Present every line in which the string "price" appears.

## Dataset extract
════════

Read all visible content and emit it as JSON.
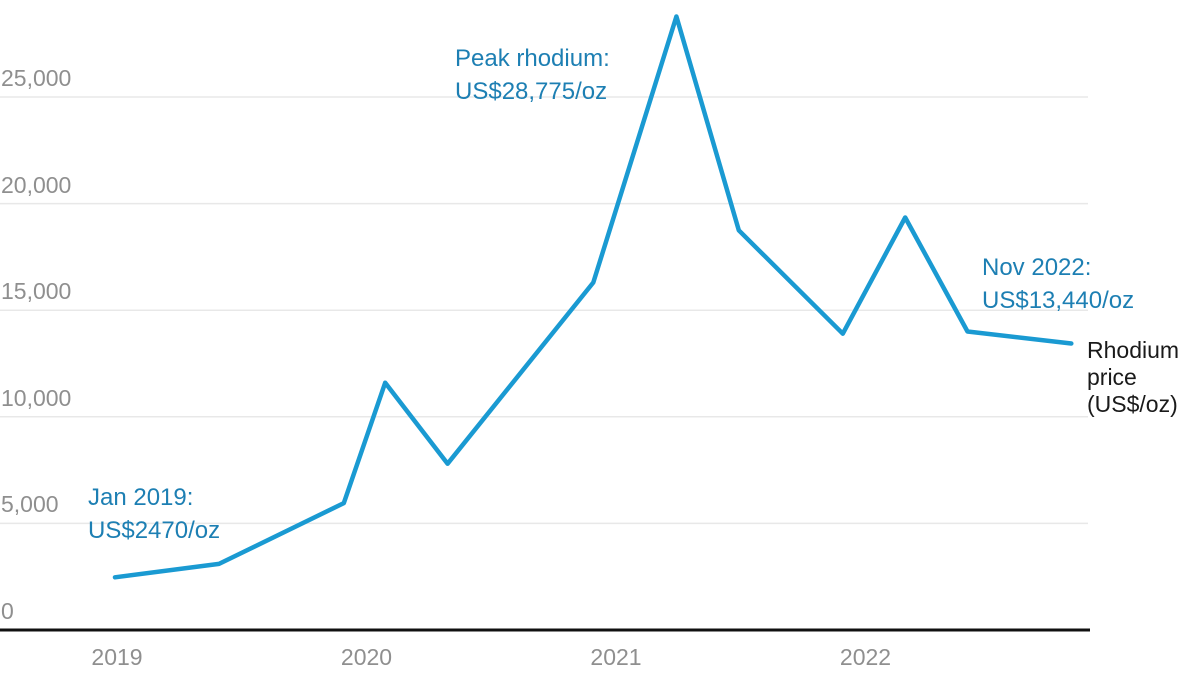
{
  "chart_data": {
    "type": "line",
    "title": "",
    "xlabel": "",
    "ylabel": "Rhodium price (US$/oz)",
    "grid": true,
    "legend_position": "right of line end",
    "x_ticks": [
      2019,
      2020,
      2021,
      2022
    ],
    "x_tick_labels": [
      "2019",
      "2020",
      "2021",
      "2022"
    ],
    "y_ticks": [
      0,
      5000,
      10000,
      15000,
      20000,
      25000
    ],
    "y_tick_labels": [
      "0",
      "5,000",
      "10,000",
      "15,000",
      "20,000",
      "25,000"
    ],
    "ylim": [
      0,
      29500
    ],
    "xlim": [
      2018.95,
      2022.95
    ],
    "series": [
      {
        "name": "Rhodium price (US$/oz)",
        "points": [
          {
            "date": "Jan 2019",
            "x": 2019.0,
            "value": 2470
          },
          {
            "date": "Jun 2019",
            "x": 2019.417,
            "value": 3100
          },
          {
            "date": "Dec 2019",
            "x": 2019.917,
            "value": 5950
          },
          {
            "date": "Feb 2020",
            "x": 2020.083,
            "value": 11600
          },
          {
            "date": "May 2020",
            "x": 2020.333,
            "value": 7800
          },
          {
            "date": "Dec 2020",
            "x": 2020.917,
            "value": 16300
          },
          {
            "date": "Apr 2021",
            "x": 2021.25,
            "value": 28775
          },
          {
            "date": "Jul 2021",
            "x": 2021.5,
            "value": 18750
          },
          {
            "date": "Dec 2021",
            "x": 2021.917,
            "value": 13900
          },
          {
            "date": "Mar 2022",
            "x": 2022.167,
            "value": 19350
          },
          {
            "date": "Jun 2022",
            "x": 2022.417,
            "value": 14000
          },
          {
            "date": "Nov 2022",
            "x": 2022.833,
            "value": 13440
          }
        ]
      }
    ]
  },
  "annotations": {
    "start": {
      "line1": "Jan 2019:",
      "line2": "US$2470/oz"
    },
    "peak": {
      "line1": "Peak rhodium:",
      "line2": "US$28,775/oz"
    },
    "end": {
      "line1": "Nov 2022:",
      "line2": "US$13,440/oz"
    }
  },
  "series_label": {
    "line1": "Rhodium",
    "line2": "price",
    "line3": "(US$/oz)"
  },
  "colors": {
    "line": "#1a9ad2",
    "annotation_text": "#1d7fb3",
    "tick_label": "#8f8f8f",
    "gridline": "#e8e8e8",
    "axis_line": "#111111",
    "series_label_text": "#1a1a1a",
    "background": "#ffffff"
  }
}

════════

## Output for this exercise
    "ylabel": "Rhodium price (US$/oz)",
        "name": "Rhodium price (US$/oz)",
    "line2": "price",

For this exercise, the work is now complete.